WORK REQUIRED – Wherever "dénomination" appears in a line, copy that line.

EXTRACTED ENTRIES –
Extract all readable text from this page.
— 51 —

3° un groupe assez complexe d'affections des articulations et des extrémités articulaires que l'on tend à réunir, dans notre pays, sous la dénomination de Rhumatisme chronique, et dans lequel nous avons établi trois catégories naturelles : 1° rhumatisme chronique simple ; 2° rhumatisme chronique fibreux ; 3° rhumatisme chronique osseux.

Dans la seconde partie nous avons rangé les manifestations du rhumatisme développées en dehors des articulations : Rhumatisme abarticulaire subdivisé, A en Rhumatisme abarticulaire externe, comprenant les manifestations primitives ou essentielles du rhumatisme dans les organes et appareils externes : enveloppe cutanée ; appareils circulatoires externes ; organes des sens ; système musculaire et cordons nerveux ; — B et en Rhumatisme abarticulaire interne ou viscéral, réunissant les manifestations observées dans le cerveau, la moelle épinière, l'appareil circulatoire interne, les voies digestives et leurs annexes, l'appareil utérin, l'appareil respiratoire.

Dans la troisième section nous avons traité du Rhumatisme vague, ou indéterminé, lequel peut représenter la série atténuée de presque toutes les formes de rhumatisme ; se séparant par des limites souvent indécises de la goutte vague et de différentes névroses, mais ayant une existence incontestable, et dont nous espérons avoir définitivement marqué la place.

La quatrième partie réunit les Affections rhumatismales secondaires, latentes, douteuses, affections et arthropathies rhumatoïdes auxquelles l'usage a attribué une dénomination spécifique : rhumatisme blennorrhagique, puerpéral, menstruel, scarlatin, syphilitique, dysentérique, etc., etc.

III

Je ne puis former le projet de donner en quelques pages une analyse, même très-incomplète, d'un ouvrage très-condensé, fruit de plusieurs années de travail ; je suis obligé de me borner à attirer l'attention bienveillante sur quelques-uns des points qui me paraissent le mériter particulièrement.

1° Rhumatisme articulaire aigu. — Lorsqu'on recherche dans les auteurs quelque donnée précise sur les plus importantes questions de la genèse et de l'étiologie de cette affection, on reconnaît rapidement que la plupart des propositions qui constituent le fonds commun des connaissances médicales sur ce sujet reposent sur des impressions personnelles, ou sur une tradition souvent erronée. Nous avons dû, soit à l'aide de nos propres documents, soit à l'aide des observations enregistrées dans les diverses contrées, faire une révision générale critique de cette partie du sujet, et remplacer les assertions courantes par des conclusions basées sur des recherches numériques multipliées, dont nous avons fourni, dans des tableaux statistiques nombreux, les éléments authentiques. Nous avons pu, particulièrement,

FULL RESPONSE –
3° un groupe assez complexe d'affections des articulations et des extrémités articulaires que l'on tend à réunir, dans notre pays, sous la dénomination de Rhumatisme chronique, et dans lequel nous avons établi trois catégories naturelles : 1° rhumatisme chronique simple ; 2° rhumatisme chronique fibreux ; 3° rhumatisme chronique osseux.
La quatrième partie réunit les Affections rhumatismales secondaires, latentes, douteuses, affections et arthropathies rhumatoïdes auxquelles l'usage a attribué une dénomination spécifique : rhumatisme blennorrhagique, puerpéral, menstruel, scarlatin, syphilitique, dysentérique, etc., etc.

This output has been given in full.